▸ Provided data
※ ※ ※
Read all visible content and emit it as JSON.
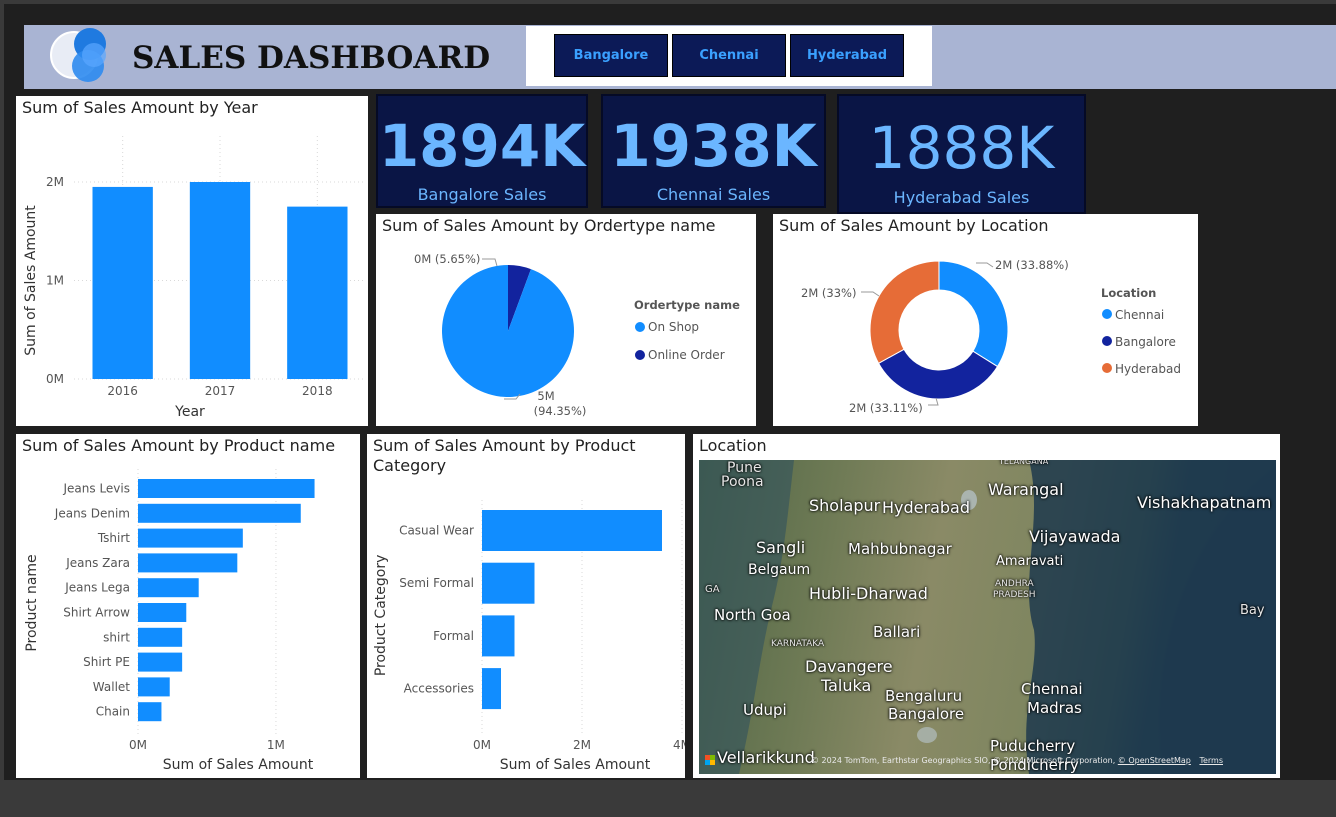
{
  "header": {
    "title": "SALES DASHBOARD"
  },
  "city_buttons": [
    {
      "label": "Bangalore"
    },
    {
      "label": "Chennai"
    },
    {
      "label": "Hyderabad"
    }
  ],
  "kpis": [
    {
      "value": "1894K",
      "caption": "Bangalore Sales"
    },
    {
      "value": "1938K",
      "caption": "Chennai Sales"
    },
    {
      "value": "1888K",
      "caption": "Hyderabad Sales"
    }
  ],
  "colors": {
    "bar": "#118dff",
    "dark": "#12239e",
    "orange": "#e66c37",
    "navy": "#0a1545",
    "header_bg": "#a9b4d3"
  },
  "chart_data": [
    {
      "id": "by_year",
      "type": "bar",
      "title": "Sum of Sales Amount by Year",
      "xlabel": "Year",
      "ylabel": "Sum of Sales Amount",
      "categories": [
        "2016",
        "2017",
        "2018"
      ],
      "values": [
        1950000,
        2000000,
        1750000
      ],
      "ylim": [
        0,
        2000000
      ],
      "yticks": [
        "0M",
        "1M",
        "2M"
      ]
    },
    {
      "id": "by_ordertype",
      "type": "pie",
      "title": "Sum of Sales Amount by Ordertype name",
      "legend_title": "Ordertype name",
      "slices": [
        {
          "name": "On Shop",
          "label": "5M",
          "pct": "(94.35%)",
          "share": 94.35,
          "color": "#118dff"
        },
        {
          "name": "Online Order",
          "label": "0M (5.65%)",
          "share": 5.65,
          "color": "#12239e"
        }
      ]
    },
    {
      "id": "by_location",
      "type": "pie",
      "title": "Sum of Sales Amount by Location",
      "legend_title": "Location",
      "slices": [
        {
          "name": "Chennai",
          "label": "2M (33.88%)",
          "share": 33.88,
          "color": "#118dff"
        },
        {
          "name": "Bangalore",
          "label": "2M (33.11%)",
          "share": 33.11,
          "color": "#12239e"
        },
        {
          "name": "Hyderabad",
          "label": "2M (33%)",
          "share": 33.0,
          "color": "#e66c37"
        }
      ]
    },
    {
      "id": "by_product",
      "type": "bar",
      "title": "Sum of Sales Amount by Product name",
      "xlabel": "Sum of Sales Amount",
      "ylabel": "Product name",
      "categories": [
        "Jeans Levis",
        "Jeans Denim",
        "Tshirt",
        "Jeans Zara",
        "Jeans Lega",
        "Shirt Arrow",
        "shirt",
        "Shirt PE",
        "Wallet",
        "Chain"
      ],
      "values": [
        1280000,
        1180000,
        760000,
        720000,
        440000,
        350000,
        320000,
        320000,
        230000,
        170000
      ],
      "xticks": [
        "0M",
        "1M"
      ],
      "xlim": [
        0,
        1450000
      ]
    },
    {
      "id": "by_category",
      "type": "bar",
      "title": "Sum of Sales Amount by Product Category",
      "xlabel": "Sum of Sales Amount",
      "ylabel": "Product Category",
      "categories": [
        "Casual Wear",
        "Semi Formal",
        "Formal",
        "Accessories"
      ],
      "values": [
        3600000,
        1050000,
        650000,
        380000
      ],
      "xticks": [
        "0M",
        "2M",
        "4M"
      ],
      "xlim": [
        0,
        4000000
      ]
    }
  ],
  "map": {
    "title": "Location",
    "places": [
      "Pune",
      "Poona",
      "TELANGANA",
      "Warangal",
      "Vishakhapatnam",
      "Sholapur",
      "Hyderabad",
      "Sangli",
      "Mahbubnagar",
      "Vijayawada",
      "Belgaum",
      "Amaravati",
      "GA",
      "ANDHRA",
      "PRADESH",
      "Hubli-Dharwad",
      "North Goa",
      "Bay",
      "KARNATAKA",
      "Ballari",
      "Davangere",
      "Taluka",
      "Bengaluru",
      "Chennai",
      "Bangalore",
      "Madras",
      "Udupi",
      "Puducherry",
      "Vellarikkund",
      "Pondicherry"
    ],
    "attribution": "© 2024 TomTom, Earthstar Geographics SIO, © 2024 Microsoft Corporation,",
    "osm": "© OpenStreetMap",
    "terms": "Terms"
  }
}
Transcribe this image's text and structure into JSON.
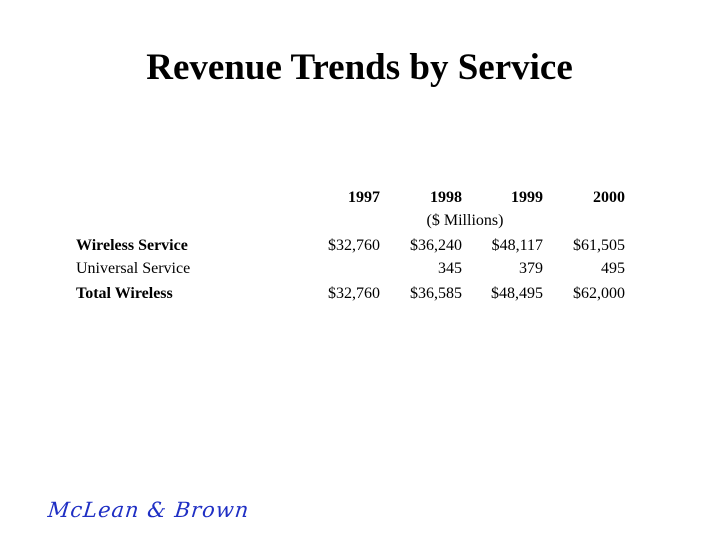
{
  "title": "Revenue Trends by Service",
  "table": {
    "years": [
      "1997",
      "1998",
      "1999",
      "2000"
    ],
    "units": "($ Millions)",
    "rows": [
      {
        "label": "Wireless Service",
        "bold": true,
        "values": [
          "$32,760",
          "$36,240",
          "$48,117",
          "$61,505"
        ]
      },
      {
        "label": "Universal Service",
        "bold": false,
        "values": [
          "",
          "345",
          "379",
          "495"
        ]
      },
      {
        "label": "Total Wireless",
        "bold": true,
        "values": [
          "$32,760",
          "$36,585",
          "$48,495",
          "$62,000"
        ]
      }
    ]
  },
  "logo": "McLean & Brown",
  "colors": {
    "logo": "#1f2fc4"
  }
}
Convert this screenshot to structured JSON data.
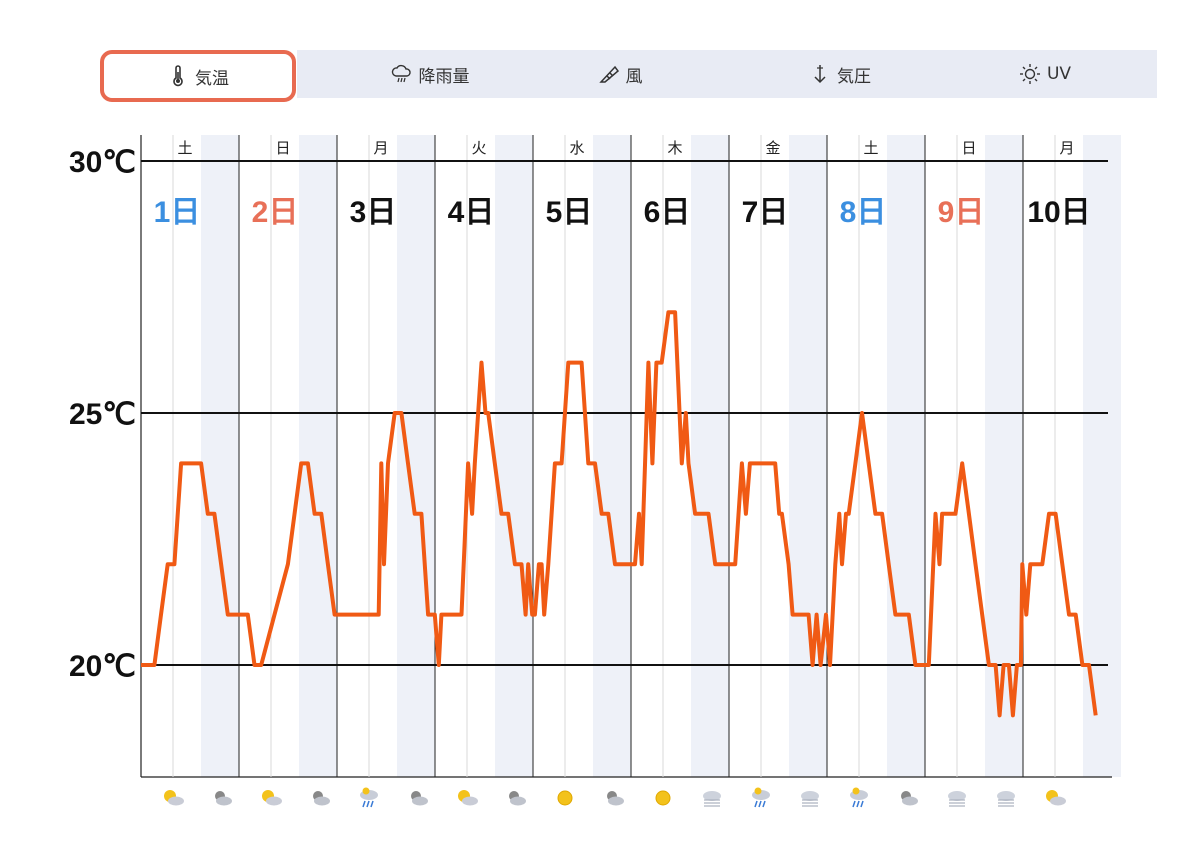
{
  "tabs": [
    {
      "label": "気温",
      "icon": "thermometer-icon",
      "active": true
    },
    {
      "label": "降雨量",
      "icon": "rain-cloud-icon",
      "active": false
    },
    {
      "label": "風",
      "icon": "wind-sock-icon",
      "active": false
    },
    {
      "label": "気圧",
      "icon": "pressure-arrow-icon",
      "active": false
    },
    {
      "label": "UV",
      "icon": "sun-icon",
      "active": false
    }
  ],
  "colors": {
    "line": "#f05a14",
    "saturday": "#3b8fe0",
    "holiday": "#e87058",
    "weekday": "#111111",
    "night_band": "#eef1f8",
    "active_tab_border": "#e86a50"
  },
  "chart_data": {
    "type": "line",
    "ylim": [
      18,
      30
    ],
    "yticks": [
      {
        "value": 30,
        "label": "30℃"
      },
      {
        "value": 25,
        "label": "25℃"
      },
      {
        "value": 20,
        "label": "20℃"
      }
    ],
    "days": [
      {
        "weekday": "土",
        "date": "1日",
        "kind": "saturday"
      },
      {
        "weekday": "日",
        "date": "2日",
        "kind": "holiday"
      },
      {
        "weekday": "月",
        "date": "3日",
        "kind": "weekday"
      },
      {
        "weekday": "火",
        "date": "4日",
        "kind": "weekday"
      },
      {
        "weekday": "水",
        "date": "5日",
        "kind": "weekday"
      },
      {
        "weekday": "木",
        "date": "6日",
        "kind": "weekday"
      },
      {
        "weekday": "金",
        "date": "7日",
        "kind": "weekday"
      },
      {
        "weekday": "土",
        "date": "8日",
        "kind": "saturday"
      },
      {
        "weekday": "日",
        "date": "9日",
        "kind": "holiday"
      },
      {
        "weekday": "月",
        "date": "10日",
        "kind": "weekday"
      }
    ],
    "x_unit": "hour",
    "series": [
      {
        "points": [
          [
            0,
            20
          ],
          [
            1,
            20
          ],
          [
            1.5,
            21
          ],
          [
            2,
            22
          ],
          [
            2.5,
            22
          ],
          [
            3,
            24
          ],
          [
            3.5,
            24
          ],
          [
            4,
            24
          ],
          [
            4.5,
            24
          ],
          [
            5,
            23
          ],
          [
            5.5,
            23
          ],
          [
            6,
            22
          ],
          [
            6.5,
            21
          ],
          [
            7,
            21
          ],
          [
            7.5,
            21
          ],
          [
            8,
            21
          ],
          [
            8.5,
            20
          ],
          [
            9,
            20
          ],
          [
            10,
            21
          ],
          [
            11,
            22
          ],
          [
            12,
            24
          ],
          [
            12.5,
            24
          ],
          [
            13,
            23
          ],
          [
            13.5,
            23
          ],
          [
            14,
            22
          ],
          [
            14.5,
            21
          ],
          [
            15,
            21
          ],
          [
            16,
            21
          ],
          [
            16.5,
            21
          ],
          [
            17,
            21
          ],
          [
            17.5,
            21
          ],
          [
            17.8,
            21
          ],
          [
            18,
            24
          ],
          [
            18.2,
            22
          ],
          [
            18.5,
            24
          ],
          [
            19,
            25
          ],
          [
            19.5,
            25
          ],
          [
            20,
            24
          ],
          [
            20.5,
            23
          ],
          [
            21,
            23
          ],
          [
            21.5,
            21
          ],
          [
            22,
            21
          ],
          [
            22.3,
            20
          ],
          [
            22.5,
            21
          ],
          [
            23,
            21
          ],
          [
            24,
            21
          ],
          [
            24.5,
            24
          ],
          [
            24.8,
            23
          ],
          [
            25,
            24
          ],
          [
            25.5,
            26
          ],
          [
            25.8,
            25
          ],
          [
            26,
            25
          ],
          [
            26.5,
            24
          ],
          [
            27,
            23
          ],
          [
            27.5,
            23
          ],
          [
            28,
            22
          ],
          [
            28.5,
            22
          ],
          [
            28.8,
            21
          ],
          [
            29,
            22
          ],
          [
            29.3,
            21
          ],
          [
            29.5,
            21
          ],
          [
            29.8,
            22
          ],
          [
            30,
            22
          ],
          [
            30.2,
            21
          ],
          [
            30.5,
            22
          ],
          [
            31,
            24
          ],
          [
            31.5,
            24
          ],
          [
            32,
            26
          ],
          [
            32.5,
            26
          ],
          [
            33,
            26
          ],
          [
            33.5,
            24
          ],
          [
            34,
            24
          ],
          [
            34.5,
            23
          ],
          [
            35,
            23
          ],
          [
            35.5,
            22
          ],
          [
            36,
            22
          ],
          [
            36.5,
            22
          ],
          [
            37,
            22
          ],
          [
            37.3,
            23
          ],
          [
            37.5,
            22
          ],
          [
            38,
            26
          ],
          [
            38.3,
            24
          ],
          [
            38.6,
            26
          ],
          [
            39,
            26
          ],
          [
            39.5,
            27
          ],
          [
            40,
            27
          ],
          [
            40.5,
            24
          ],
          [
            40.8,
            25
          ],
          [
            41,
            24
          ],
          [
            41.5,
            23
          ],
          [
            42,
            23
          ],
          [
            42.5,
            23
          ],
          [
            43,
            22
          ],
          [
            44,
            22
          ],
          [
            44.5,
            22
          ],
          [
            45,
            24
          ],
          [
            45.3,
            23
          ],
          [
            45.6,
            24
          ],
          [
            46,
            24
          ],
          [
            46.5,
            24
          ],
          [
            47,
            24
          ],
          [
            47.5,
            24
          ],
          [
            47.8,
            23
          ],
          [
            48,
            23
          ],
          [
            48.5,
            22
          ],
          [
            48.8,
            21
          ],
          [
            49,
            21
          ],
          [
            49.5,
            21
          ],
          [
            50,
            21
          ],
          [
            50.3,
            20
          ],
          [
            50.6,
            21
          ],
          [
            50.9,
            20
          ],
          [
            51.3,
            21
          ],
          [
            51.6,
            20
          ],
          [
            52,
            22
          ],
          [
            52.3,
            23
          ],
          [
            52.5,
            22
          ],
          [
            52.8,
            23
          ],
          [
            53,
            23
          ],
          [
            53.5,
            24
          ],
          [
            54,
            25
          ],
          [
            54.5,
            24
          ],
          [
            55,
            23
          ],
          [
            55.5,
            23
          ],
          [
            56,
            22
          ],
          [
            56.5,
            21
          ],
          [
            57,
            21
          ],
          [
            57.5,
            21
          ],
          [
            58,
            20
          ],
          [
            58.5,
            20
          ],
          [
            58.8,
            20
          ],
          [
            59,
            20
          ],
          [
            59.5,
            23
          ],
          [
            59.8,
            22
          ],
          [
            60,
            23
          ],
          [
            60.5,
            23
          ],
          [
            61,
            23
          ],
          [
            61.5,
            24
          ],
          [
            62,
            23
          ],
          [
            62.5,
            22
          ],
          [
            63,
            21
          ],
          [
            63.5,
            20
          ],
          [
            64,
            20
          ],
          [
            64.3,
            19
          ],
          [
            64.6,
            20
          ],
          [
            65,
            20
          ],
          [
            65.3,
            19
          ],
          [
            65.6,
            20
          ],
          [
            65.9,
            20
          ],
          [
            66,
            22
          ],
          [
            66.3,
            21
          ],
          [
            66.6,
            22
          ],
          [
            67,
            22
          ],
          [
            67.5,
            22
          ],
          [
            68,
            23
          ],
          [
            68.5,
            23
          ],
          [
            69,
            22
          ],
          [
            69.5,
            21
          ],
          [
            70,
            21
          ],
          [
            70.5,
            20
          ],
          [
            71,
            20
          ],
          [
            71.5,
            19
          ]
        ]
      }
    ],
    "weather_icons": [
      "sun-cloud",
      "cloud-moon",
      "sun-cloud",
      "cloud-moon",
      "rain",
      "cloud-moon",
      "sun-cloud",
      "cloud-moon",
      "sun",
      "cloud-moon",
      "sun",
      "fog",
      "rain",
      "fog",
      "rain",
      "cloud-moon",
      "fog",
      "fog",
      "sun-cloud"
    ]
  }
}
※ ※ ※
▸ Directions for this task
Pull out every line in the material above where "Chennai" occurs.

▸ The output
      "label": "Chennai"
      "caption": "Chennai Sales"
          "name": "Chennai",
      "Chennai",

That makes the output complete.